▶ Prompt
The records below must be retyped exactly.

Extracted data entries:
● ● ●
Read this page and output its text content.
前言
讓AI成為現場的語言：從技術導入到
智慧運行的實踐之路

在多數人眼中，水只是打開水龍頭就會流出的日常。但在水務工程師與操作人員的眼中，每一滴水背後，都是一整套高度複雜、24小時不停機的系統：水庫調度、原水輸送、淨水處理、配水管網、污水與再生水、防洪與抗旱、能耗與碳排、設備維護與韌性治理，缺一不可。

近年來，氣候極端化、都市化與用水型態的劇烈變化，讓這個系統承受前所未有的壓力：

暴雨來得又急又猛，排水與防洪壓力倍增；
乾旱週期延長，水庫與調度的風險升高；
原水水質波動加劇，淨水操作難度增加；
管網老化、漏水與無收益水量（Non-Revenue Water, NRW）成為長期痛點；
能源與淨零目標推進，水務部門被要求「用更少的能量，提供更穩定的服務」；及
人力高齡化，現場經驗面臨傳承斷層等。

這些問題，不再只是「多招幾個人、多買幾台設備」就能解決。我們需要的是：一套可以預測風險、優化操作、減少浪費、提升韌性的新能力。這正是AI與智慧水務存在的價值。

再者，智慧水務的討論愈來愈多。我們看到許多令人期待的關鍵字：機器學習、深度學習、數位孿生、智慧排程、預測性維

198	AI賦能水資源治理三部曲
● ● ●
▶ Output of the exercise
Read this page and output its text content.
前言
讓AI成為現場的語言：從技術導入到
智慧運行的實踐之路

在多數人眼中，水只是打開水龍頭就會流出的日常。但在水務工程師與操作人員的眼中，每一滴水背後，都是一整套高度複雜、24小時不停機的系統：水庫調度、原水輸送、淨水處理、配水管網、污水與再生水、防洪與抗旱、能耗與碳排、設備維護與韌性治理，缺一不可。

近年來，氣候極端化、都市化與用水型態的劇烈變化，讓這個系統承受前所未有的壓力：

暴雨來得又急又猛，排水與防洪壓力倍增；
乾旱週期延長，水庫與調度的風險升高；
原水水質波動加劇，淨水操作難度增加；
管網老化、漏水與無收益水量（Non-Revenue Water, NRW）成為長期痛點；
能源與淨零目標推進，水務部門被要求「用更少的能量，提供更穩定的服務」；及
人力高齡化，現場經驗面臨傳承斷層等。

這些問題，不再只是「多招幾個人、多買幾台設備」就能解決。我們需要的是：一套可以預測風險、優化操作、減少浪費、提升韌性的新能力。這正是AI與智慧水務存在的價值。

再者，智慧水務的討論愈來愈多。我們看到許多令人期待的關鍵字：機器學習、深度學習、數位孿生、智慧排程、預測性維

198	AI賦能水資源治理三部曲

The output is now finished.